◆ **Brief**: Do not carry the pictures over; copy every other part of the entries exactly.

◆ **Information shown**:
════════════════
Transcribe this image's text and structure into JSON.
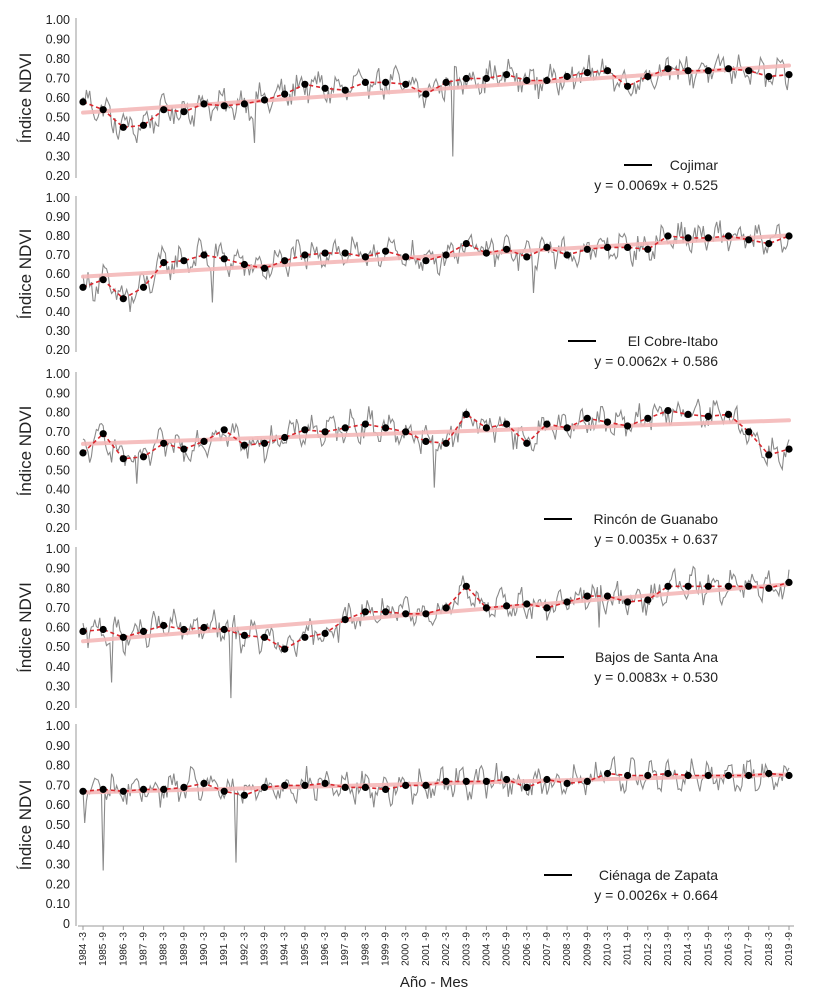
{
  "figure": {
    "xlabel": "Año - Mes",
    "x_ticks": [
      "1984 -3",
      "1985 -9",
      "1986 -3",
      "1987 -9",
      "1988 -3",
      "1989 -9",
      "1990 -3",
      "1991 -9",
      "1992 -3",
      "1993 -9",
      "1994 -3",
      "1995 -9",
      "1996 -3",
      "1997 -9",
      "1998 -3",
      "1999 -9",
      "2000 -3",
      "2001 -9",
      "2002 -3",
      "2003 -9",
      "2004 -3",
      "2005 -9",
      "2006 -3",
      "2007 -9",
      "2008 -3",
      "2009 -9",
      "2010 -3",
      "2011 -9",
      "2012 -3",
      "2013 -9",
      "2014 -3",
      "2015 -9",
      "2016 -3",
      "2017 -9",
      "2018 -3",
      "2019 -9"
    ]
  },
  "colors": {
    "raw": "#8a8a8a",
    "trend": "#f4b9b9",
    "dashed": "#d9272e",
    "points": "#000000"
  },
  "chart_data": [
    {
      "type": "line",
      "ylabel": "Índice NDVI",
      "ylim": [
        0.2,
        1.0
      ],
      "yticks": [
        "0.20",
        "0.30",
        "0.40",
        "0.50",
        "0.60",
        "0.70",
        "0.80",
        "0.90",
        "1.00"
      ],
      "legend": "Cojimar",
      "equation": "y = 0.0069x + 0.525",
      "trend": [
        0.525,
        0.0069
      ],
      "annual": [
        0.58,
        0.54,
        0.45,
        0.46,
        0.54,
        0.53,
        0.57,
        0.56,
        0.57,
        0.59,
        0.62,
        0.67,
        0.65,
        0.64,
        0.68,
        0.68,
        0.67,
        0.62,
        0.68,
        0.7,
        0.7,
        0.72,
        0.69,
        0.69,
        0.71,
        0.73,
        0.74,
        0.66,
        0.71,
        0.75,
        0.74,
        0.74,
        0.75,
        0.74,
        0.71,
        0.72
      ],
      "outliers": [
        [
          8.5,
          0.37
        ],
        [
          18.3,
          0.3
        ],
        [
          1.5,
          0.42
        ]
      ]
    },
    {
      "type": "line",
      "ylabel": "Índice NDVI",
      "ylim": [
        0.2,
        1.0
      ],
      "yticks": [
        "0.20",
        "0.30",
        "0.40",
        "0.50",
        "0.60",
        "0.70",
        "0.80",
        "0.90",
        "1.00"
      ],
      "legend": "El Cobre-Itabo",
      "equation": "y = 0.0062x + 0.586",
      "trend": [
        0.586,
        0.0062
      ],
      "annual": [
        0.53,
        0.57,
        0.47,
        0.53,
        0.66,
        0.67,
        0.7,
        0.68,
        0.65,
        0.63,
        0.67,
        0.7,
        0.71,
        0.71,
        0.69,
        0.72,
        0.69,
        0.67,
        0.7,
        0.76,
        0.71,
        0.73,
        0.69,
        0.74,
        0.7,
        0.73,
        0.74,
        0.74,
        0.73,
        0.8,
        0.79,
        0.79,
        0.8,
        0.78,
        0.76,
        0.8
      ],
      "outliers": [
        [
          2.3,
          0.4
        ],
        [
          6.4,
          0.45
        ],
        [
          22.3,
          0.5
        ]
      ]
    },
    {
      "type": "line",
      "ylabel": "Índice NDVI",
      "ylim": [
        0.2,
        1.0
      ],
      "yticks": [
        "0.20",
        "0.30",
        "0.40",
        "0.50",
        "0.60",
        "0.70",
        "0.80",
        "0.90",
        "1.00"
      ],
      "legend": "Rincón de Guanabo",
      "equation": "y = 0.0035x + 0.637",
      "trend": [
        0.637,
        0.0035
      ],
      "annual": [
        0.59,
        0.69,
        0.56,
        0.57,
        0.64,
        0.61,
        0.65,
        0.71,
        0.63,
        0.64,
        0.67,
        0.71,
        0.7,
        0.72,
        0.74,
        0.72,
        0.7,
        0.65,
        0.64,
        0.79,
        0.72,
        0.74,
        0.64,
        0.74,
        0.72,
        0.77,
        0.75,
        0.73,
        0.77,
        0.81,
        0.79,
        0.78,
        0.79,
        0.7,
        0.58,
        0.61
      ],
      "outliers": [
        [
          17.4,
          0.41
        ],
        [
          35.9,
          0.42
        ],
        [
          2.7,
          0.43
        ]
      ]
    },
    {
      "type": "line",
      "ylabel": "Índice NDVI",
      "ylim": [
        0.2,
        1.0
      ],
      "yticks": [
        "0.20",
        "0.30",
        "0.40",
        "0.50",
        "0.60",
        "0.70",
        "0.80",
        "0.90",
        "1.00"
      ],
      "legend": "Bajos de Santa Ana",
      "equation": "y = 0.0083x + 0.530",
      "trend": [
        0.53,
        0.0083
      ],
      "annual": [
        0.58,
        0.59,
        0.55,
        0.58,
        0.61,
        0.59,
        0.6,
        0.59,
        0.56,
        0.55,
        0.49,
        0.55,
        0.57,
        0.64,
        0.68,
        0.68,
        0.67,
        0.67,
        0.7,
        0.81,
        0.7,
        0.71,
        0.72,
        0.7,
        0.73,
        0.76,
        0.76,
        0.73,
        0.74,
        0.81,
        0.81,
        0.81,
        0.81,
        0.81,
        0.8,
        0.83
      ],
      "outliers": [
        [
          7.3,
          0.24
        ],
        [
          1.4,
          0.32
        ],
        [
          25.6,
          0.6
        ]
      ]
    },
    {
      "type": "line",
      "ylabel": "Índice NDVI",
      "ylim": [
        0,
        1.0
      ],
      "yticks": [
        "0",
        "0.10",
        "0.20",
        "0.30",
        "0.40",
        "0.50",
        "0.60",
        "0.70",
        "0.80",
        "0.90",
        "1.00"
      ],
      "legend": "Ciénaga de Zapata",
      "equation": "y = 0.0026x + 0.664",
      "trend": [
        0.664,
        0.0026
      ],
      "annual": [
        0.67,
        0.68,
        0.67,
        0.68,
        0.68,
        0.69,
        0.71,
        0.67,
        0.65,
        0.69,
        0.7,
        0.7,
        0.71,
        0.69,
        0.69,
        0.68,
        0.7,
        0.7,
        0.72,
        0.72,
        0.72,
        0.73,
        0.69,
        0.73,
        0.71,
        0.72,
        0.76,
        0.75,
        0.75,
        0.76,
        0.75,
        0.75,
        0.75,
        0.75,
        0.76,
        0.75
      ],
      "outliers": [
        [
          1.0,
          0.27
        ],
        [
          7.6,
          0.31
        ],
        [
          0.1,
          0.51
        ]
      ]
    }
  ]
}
════════════════
◆ **Task solution**:
Transcribe this image's text and structure into JSON.
{
  "figure": {
    "xlabel": "Año - Mes",
    "x_ticks": [
      "1984 -3",
      "1985 -9",
      "1986 -3",
      "1987 -9",
      "1988 -3",
      "1989 -9",
      "1990 -3",
      "1991 -9",
      "1992 -3",
      "1993 -9",
      "1994 -3",
      "1995 -9",
      "1996 -3",
      "1997 -9",
      "1998 -3",
      "1999 -9",
      "2000 -3",
      "2001 -9",
      "2002 -3",
      "2003 -9",
      "2004 -3",
      "2005 -9",
      "2006 -3",
      "2007 -9",
      "2008 -3",
      "2009 -9",
      "2010 -3",
      "2011 -9",
      "2012 -3",
      "2013 -9",
      "2014 -3",
      "2015 -9",
      "2016 -3",
      "2017 -9",
      "2018 -3",
      "2019 -9"
    ]
  },
  "colors": {
    "raw": "#8a8a8a",
    "trend": "#f4b9b9",
    "dashed": "#d9272e",
    "points": "#000000"
  },
  "chart_data": [
    {
      "type": "line",
      "ylabel": "Índice NDVI",
      "ylim": [
        0.2,
        1.0
      ],
      "yticks": [
        "0.20",
        "0.30",
        "0.40",
        "0.50",
        "0.60",
        "0.70",
        "0.80",
        "0.90",
        "1.00"
      ],
      "legend": "Cojimar",
      "equation": "y = 0.0069x + 0.525",
      "trend": [
        0.525,
        0.0069
      ],
      "annual": [
        0.58,
        0.54,
        0.45,
        0.46,
        0.54,
        0.53,
        0.57,
        0.56,
        0.57,
        0.59,
        0.62,
        0.67,
        0.65,
        0.64,
        0.68,
        0.68,
        0.67,
        0.62,
        0.68,
        0.7,
        0.7,
        0.72,
        0.69,
        0.69,
        0.71,
        0.73,
        0.74,
        0.66,
        0.71,
        0.75,
        0.74,
        0.74,
        0.75,
        0.74,
        0.71,
        0.72
      ],
      "outliers": [
        [
          8.5,
          0.37
        ],
        [
          18.3,
          0.3
        ],
        [
          1.5,
          0.42
        ]
      ]
    },
    {
      "type": "line",
      "ylabel": "Índice NDVI",
      "ylim": [
        0.2,
        1.0
      ],
      "yticks": [
        "0.20",
        "0.30",
        "0.40",
        "0.50",
        "0.60",
        "0.70",
        "0.80",
        "0.90",
        "1.00"
      ],
      "legend": "El Cobre-Itabo",
      "equation": "y = 0.0062x + 0.586",
      "trend": [
        0.586,
        0.0062
      ],
      "annual": [
        0.53,
        0.57,
        0.47,
        0.53,
        0.66,
        0.67,
        0.7,
        0.68,
        0.65,
        0.63,
        0.67,
        0.7,
        0.71,
        0.71,
        0.69,
        0.72,
        0.69,
        0.67,
        0.7,
        0.76,
        0.71,
        0.73,
        0.69,
        0.74,
        0.7,
        0.73,
        0.74,
        0.74,
        0.73,
        0.8,
        0.79,
        0.79,
        0.8,
        0.78,
        0.76,
        0.8
      ],
      "outliers": [
        [
          2.3,
          0.4
        ],
        [
          6.4,
          0.45
        ],
        [
          22.3,
          0.5
        ]
      ]
    },
    {
      "type": "line",
      "ylabel": "Índice NDVI",
      "ylim": [
        0.2,
        1.0
      ],
      "yticks": [
        "0.20",
        "0.30",
        "0.40",
        "0.50",
        "0.60",
        "0.70",
        "0.80",
        "0.90",
        "1.00"
      ],
      "legend": "Rincón de Guanabo",
      "equation": "y = 0.0035x + 0.637",
      "trend": [
        0.637,
        0.0035
      ],
      "annual": [
        0.59,
        0.69,
        0.56,
        0.57,
        0.64,
        0.61,
        0.65,
        0.71,
        0.63,
        0.64,
        0.67,
        0.71,
        0.7,
        0.72,
        0.74,
        0.72,
        0.7,
        0.65,
        0.64,
        0.79,
        0.72,
        0.74,
        0.64,
        0.74,
        0.72,
        0.77,
        0.75,
        0.73,
        0.77,
        0.81,
        0.79,
        0.78,
        0.79,
        0.7,
        0.58,
        0.61
      ],
      "outliers": [
        [
          17.4,
          0.41
        ],
        [
          35.9,
          0.42
        ],
        [
          2.7,
          0.43
        ]
      ]
    },
    {
      "type": "line",
      "ylabel": "Índice NDVI",
      "ylim": [
        0.2,
        1.0
      ],
      "yticks": [
        "0.20",
        "0.30",
        "0.40",
        "0.50",
        "0.60",
        "0.70",
        "0.80",
        "0.90",
        "1.00"
      ],
      "legend": "Bajos de Santa Ana",
      "equation": "y = 0.0083x + 0.530",
      "trend": [
        0.53,
        0.0083
      ],
      "annual": [
        0.58,
        0.59,
        0.55,
        0.58,
        0.61,
        0.59,
        0.6,
        0.59,
        0.56,
        0.55,
        0.49,
        0.55,
        0.57,
        0.64,
        0.68,
        0.68,
        0.67,
        0.67,
        0.7,
        0.81,
        0.7,
        0.71,
        0.72,
        0.7,
        0.73,
        0.76,
        0.76,
        0.73,
        0.74,
        0.81,
        0.81,
        0.81,
        0.81,
        0.81,
        0.8,
        0.83
      ],
      "outliers": [
        [
          7.3,
          0.24
        ],
        [
          1.4,
          0.32
        ],
        [
          25.6,
          0.6
        ]
      ]
    },
    {
      "type": "line",
      "ylabel": "Índice NDVI",
      "ylim": [
        0,
        1.0
      ],
      "yticks": [
        "0",
        "0.10",
        "0.20",
        "0.30",
        "0.40",
        "0.50",
        "0.60",
        "0.70",
        "0.80",
        "0.90",
        "1.00"
      ],
      "legend": "Ciénaga de Zapata",
      "equation": "y = 0.0026x + 0.664",
      "trend": [
        0.664,
        0.0026
      ],
      "annual": [
        0.67,
        0.68,
        0.67,
        0.68,
        0.68,
        0.69,
        0.71,
        0.67,
        0.65,
        0.69,
        0.7,
        0.7,
        0.71,
        0.69,
        0.69,
        0.68,
        0.7,
        0.7,
        0.72,
        0.72,
        0.72,
        0.73,
        0.69,
        0.73,
        0.71,
        0.72,
        0.76,
        0.75,
        0.75,
        0.76,
        0.75,
        0.75,
        0.75,
        0.75,
        0.76,
        0.75
      ],
      "outliers": [
        [
          1.0,
          0.27
        ],
        [
          7.6,
          0.31
        ],
        [
          0.1,
          0.51
        ]
      ]
    }
  ]
}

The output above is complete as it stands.